- **Passage shown**:
——

# Stream Model To GPU

## Prerequisite
Run this notebook on a GPU machine.

## Preperation
We will start by downloading an example `.safetensors` file. Feel free to use your own.

In [11]:
import subprocess

def download_file_with_curl(url, local_filename):
    wget_command = ['wget', '--content-disposition', url, '-O', local_filename]
    
    try:
        subprocess.run(wget_command, check=True, stdout=subprocess.PIPE, stderr=subprocess.PIPE)
    except subprocess.CalledProcessError as e:
        print(f"Error occurred: {e.stderr.decode()}")

url = 'https://huggingface.co/vidore/colpali/resolve/main/adapter_model.safetensors?download=true'
local_filename = 'model.safetensors'
download_file_with_curl(url, local_filename)

## Streaming

To load the tensors from the file we need to create `SafetensorsStreamer` instance, perform the request, and transfer the tensors to the GPU memory.

——

- **Given task**: In the notebook on streaming a model to the GPU, which instance must be created to load the tensors from the file?

- **Spatial layout entries**:
——

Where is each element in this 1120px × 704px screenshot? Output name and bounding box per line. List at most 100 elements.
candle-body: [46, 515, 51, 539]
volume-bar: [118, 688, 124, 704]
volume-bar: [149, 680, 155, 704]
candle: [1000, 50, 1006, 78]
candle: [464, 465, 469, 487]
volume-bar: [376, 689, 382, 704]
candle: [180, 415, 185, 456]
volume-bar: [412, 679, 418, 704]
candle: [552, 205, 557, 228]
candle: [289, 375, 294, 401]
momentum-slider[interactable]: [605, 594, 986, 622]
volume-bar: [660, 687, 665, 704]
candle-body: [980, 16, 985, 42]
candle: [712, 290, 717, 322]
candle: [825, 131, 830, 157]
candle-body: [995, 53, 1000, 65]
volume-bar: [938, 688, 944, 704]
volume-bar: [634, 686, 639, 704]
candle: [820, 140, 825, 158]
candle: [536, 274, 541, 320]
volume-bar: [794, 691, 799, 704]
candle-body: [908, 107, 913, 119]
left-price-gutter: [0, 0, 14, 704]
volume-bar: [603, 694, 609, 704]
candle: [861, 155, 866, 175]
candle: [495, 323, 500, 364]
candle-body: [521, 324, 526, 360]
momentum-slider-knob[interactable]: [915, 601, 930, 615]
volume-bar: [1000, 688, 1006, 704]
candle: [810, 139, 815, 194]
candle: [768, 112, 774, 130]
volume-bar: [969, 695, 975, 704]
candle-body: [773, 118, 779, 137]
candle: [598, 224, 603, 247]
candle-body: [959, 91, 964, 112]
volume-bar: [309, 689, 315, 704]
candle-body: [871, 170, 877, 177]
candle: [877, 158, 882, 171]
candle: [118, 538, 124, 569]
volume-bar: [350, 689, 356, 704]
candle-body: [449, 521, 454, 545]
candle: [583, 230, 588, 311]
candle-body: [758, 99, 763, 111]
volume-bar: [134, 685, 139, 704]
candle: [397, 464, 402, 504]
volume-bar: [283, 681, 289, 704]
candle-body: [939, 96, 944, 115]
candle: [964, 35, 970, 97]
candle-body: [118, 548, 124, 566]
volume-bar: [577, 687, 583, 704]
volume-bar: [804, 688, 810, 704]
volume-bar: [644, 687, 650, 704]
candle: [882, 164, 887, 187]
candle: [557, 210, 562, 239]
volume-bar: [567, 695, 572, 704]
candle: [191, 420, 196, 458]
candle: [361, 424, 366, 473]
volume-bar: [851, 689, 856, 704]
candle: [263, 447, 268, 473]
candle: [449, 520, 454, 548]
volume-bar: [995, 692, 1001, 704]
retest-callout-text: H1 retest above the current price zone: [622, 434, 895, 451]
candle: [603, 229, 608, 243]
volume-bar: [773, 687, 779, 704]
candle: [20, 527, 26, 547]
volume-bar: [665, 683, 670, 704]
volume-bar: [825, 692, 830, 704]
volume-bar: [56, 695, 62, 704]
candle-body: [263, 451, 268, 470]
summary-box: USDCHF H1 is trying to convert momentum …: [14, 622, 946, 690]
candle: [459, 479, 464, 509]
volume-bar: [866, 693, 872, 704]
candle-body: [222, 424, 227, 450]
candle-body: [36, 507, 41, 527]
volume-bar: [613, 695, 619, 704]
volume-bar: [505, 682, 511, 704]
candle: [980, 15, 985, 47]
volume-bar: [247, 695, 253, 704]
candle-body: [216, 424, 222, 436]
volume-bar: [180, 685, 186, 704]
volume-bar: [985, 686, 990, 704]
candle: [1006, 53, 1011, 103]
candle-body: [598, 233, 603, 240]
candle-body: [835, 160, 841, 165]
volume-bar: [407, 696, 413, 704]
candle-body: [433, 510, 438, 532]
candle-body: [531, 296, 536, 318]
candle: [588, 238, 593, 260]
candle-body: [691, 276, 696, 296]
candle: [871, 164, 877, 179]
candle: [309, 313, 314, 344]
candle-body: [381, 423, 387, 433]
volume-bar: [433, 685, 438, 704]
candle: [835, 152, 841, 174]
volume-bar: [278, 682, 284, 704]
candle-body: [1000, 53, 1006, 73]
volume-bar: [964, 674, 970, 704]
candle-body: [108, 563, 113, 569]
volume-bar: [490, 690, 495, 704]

——

- **The answer**: A `SafetensorsStreamer` instance.